(Collection entries)
#####

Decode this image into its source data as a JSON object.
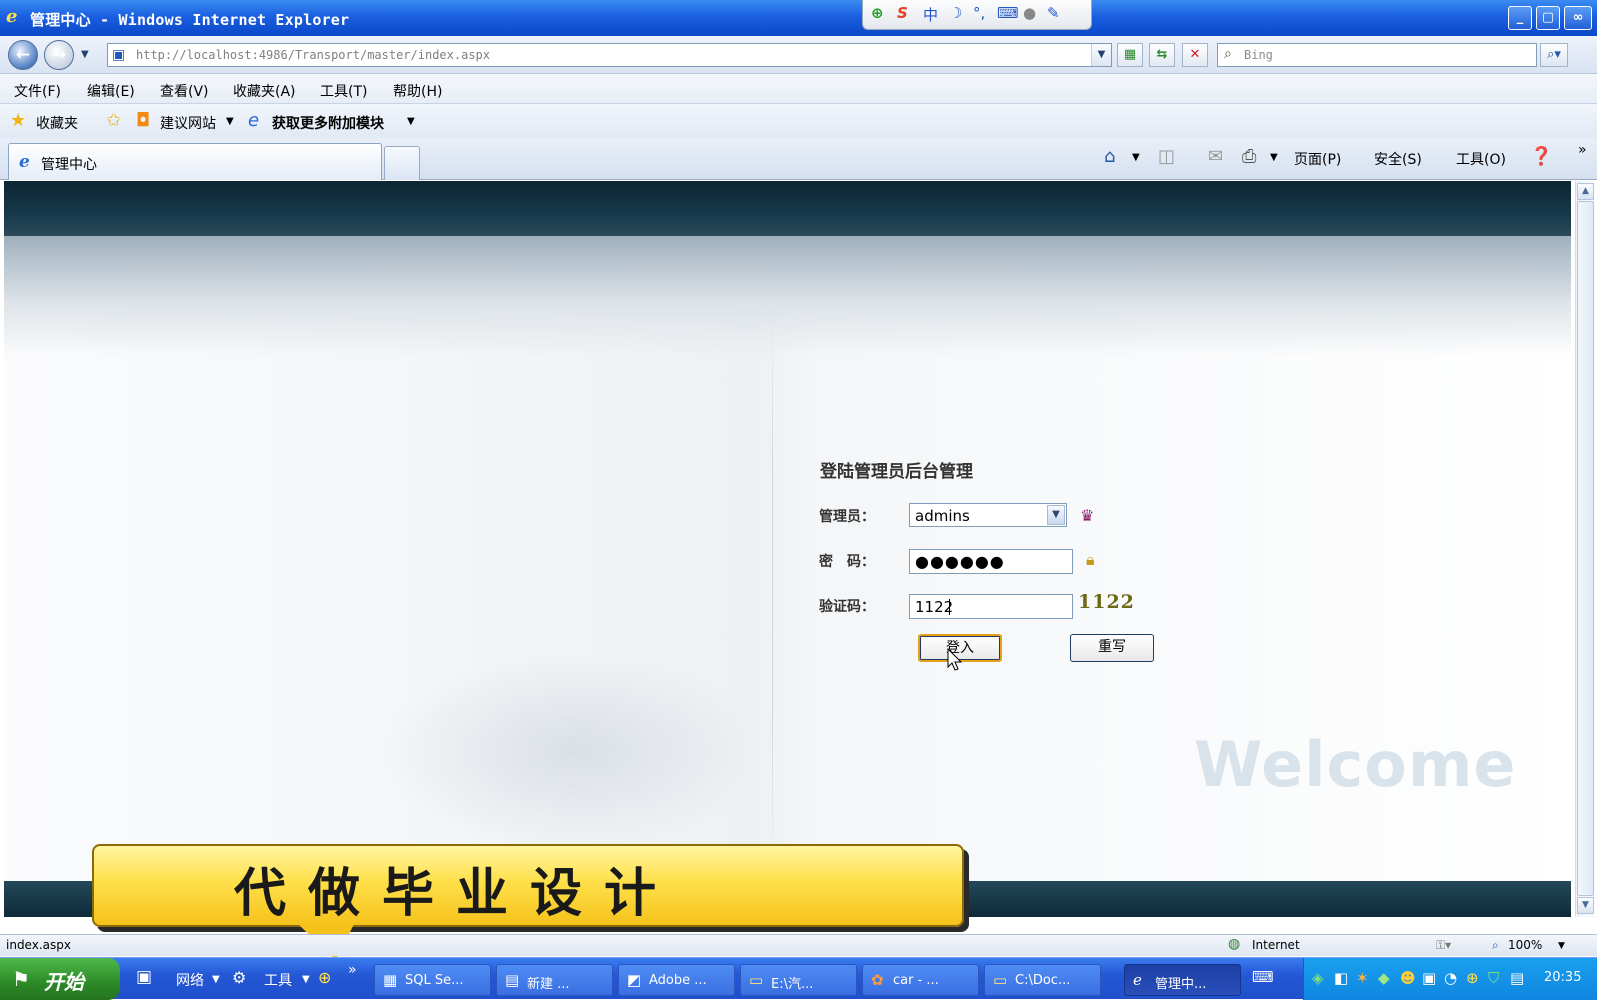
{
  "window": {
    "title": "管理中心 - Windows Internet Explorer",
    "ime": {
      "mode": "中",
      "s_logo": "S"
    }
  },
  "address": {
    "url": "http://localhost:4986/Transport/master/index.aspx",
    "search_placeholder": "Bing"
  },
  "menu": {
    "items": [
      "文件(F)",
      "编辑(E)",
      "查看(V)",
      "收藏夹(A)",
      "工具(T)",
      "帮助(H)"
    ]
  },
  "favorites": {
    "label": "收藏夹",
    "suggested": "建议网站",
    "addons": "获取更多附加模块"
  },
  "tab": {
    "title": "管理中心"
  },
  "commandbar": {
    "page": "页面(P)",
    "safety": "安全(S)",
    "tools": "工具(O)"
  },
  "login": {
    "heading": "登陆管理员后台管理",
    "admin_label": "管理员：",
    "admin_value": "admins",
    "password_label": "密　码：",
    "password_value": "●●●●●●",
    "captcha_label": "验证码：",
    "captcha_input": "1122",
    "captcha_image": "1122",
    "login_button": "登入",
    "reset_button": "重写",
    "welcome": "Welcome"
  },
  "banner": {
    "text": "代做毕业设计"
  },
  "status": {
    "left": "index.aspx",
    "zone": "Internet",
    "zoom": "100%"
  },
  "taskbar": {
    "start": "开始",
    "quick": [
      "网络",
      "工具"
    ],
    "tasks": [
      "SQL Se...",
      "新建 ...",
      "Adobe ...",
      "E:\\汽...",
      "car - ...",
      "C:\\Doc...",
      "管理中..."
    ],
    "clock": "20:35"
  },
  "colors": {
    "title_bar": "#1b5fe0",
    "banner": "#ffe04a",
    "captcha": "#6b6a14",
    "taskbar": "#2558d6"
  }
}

#####

#### DESCRIPTION OF THE TASK:
Each entry shown above must be quoted exactly, with its pictures left out.

#### WORKED ANSWER:
Decode this image into its source data as a JSON object.
{
  "window": {
    "title": "管理中心 - Windows Internet Explorer",
    "ime": {
      "mode": "中",
      "s_logo": "S"
    }
  },
  "address": {
    "url": "http://localhost:4986/Transport/master/index.aspx",
    "search_placeholder": "Bing"
  },
  "menu": {
    "items": [
      "文件(F)",
      "编辑(E)",
      "查看(V)",
      "收藏夹(A)",
      "工具(T)",
      "帮助(H)"
    ]
  },
  "favorites": {
    "label": "收藏夹",
    "suggested": "建议网站",
    "addons": "获取更多附加模块"
  },
  "tab": {
    "title": "管理中心"
  },
  "commandbar": {
    "page": "页面(P)",
    "safety": "安全(S)",
    "tools": "工具(O)"
  },
  "login": {
    "heading": "登陆管理员后台管理",
    "admin_label": "管理员：",
    "admin_value": "admins",
    "password_label": "密　码：",
    "password_value": "●●●●●●",
    "captcha_label": "验证码：",
    "captcha_input": "1122",
    "captcha_image": "1122",
    "login_button": "登入",
    "reset_button": "重写",
    "welcome": "Welcome"
  },
  "banner": {
    "text": "代做毕业设计"
  },
  "status": {
    "left": "index.aspx",
    "zone": "Internet",
    "zoom": "100%"
  },
  "taskbar": {
    "start": "开始",
    "quick": [
      "网络",
      "工具"
    ],
    "tasks": [
      "SQL Se...",
      "新建 ...",
      "Adobe ...",
      "E:\\汽...",
      "car - ...",
      "C:\\Doc...",
      "管理中..."
    ],
    "clock": "20:35"
  },
  "colors": {
    "title_bar": "#1b5fe0",
    "banner": "#ffe04a",
    "captcha": "#6b6a14",
    "taskbar": "#2558d6"
  }
}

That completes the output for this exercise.